● What you need to do
Copy all the material that follows, keeping every character the same.

>> start Records provided

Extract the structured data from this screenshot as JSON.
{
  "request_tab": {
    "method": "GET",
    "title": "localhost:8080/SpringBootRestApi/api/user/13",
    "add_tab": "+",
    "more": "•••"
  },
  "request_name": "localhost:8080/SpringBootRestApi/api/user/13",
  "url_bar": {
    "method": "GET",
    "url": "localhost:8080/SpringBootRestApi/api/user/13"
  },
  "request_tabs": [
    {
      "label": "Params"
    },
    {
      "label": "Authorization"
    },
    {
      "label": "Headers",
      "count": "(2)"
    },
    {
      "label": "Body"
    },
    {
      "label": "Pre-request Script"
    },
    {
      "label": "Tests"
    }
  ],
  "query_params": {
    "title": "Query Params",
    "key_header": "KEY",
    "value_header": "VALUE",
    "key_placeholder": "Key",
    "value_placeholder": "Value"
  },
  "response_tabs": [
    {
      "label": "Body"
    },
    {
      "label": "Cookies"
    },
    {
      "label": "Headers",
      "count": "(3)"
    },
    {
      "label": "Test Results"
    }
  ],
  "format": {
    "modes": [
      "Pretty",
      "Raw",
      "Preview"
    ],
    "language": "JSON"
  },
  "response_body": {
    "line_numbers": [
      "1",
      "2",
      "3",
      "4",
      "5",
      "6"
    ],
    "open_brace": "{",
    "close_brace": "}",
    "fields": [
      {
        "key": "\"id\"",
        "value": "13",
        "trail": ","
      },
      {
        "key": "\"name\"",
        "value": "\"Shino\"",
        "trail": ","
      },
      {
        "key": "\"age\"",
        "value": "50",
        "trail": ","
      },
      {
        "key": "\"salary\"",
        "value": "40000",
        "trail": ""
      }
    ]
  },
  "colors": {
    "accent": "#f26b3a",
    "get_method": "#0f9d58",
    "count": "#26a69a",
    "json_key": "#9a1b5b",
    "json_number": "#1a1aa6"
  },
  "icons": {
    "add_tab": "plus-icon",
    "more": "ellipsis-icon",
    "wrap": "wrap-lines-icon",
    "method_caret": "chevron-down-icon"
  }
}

>> end Records provided

● Final result
Extract the structured data from this screenshot as JSON.
{
  "request_tab": {
    "method": "GET",
    "title": "localhost:8080/SpringBootRestApi/api/user/13",
    "add_tab": "+",
    "more": "•••"
  },
  "request_name": "localhost:8080/SpringBootRestApi/api/user/13",
  "url_bar": {
    "method": "GET",
    "url": "localhost:8080/SpringBootRestApi/api/user/13"
  },
  "request_tabs": [
    {
      "label": "Params"
    },
    {
      "label": "Authorization"
    },
    {
      "label": "Headers",
      "count": "(2)"
    },
    {
      "label": "Body"
    },
    {
      "label": "Pre-request Script"
    },
    {
      "label": "Tests"
    }
  ],
  "query_params": {
    "title": "Query Params",
    "key_header": "KEY",
    "value_header": "VALUE",
    "key_placeholder": "Key",
    "value_placeholder": "Value"
  },
  "response_tabs": [
    {
      "label": "Body"
    },
    {
      "label": "Cookies"
    },
    {
      "label": "Headers",
      "count": "(3)"
    },
    {
      "label": "Test Results"
    }
  ],
  "format": {
    "modes": [
      "Pretty",
      "Raw",
      "Preview"
    ],
    "language": "JSON"
  },
  "response_body": {
    "line_numbers": [
      "1",
      "2",
      "3",
      "4",
      "5",
      "6"
    ],
    "open_brace": "{",
    "close_brace": "}",
    "fields": [
      {
        "key": "\"id\"",
        "value": "13",
        "trail": ","
      },
      {
        "key": "\"name\"",
        "value": "\"Shino\"",
        "trail": ","
      },
      {
        "key": "\"age\"",
        "value": "50",
        "trail": ","
      },
      {
        "key": "\"salary\"",
        "value": "40000",
        "trail": ""
      }
    ]
  },
  "colors": {
    "accent": "#f26b3a",
    "get_method": "#0f9d58",
    "count": "#26a69a",
    "json_key": "#9a1b5b",
    "json_number": "#1a1aa6"
  },
  "icons": {
    "add_tab": "plus-icon",
    "more": "ellipsis-icon",
    "wrap": "wrap-lines-icon",
    "method_caret": "chevron-down-icon"
  }
}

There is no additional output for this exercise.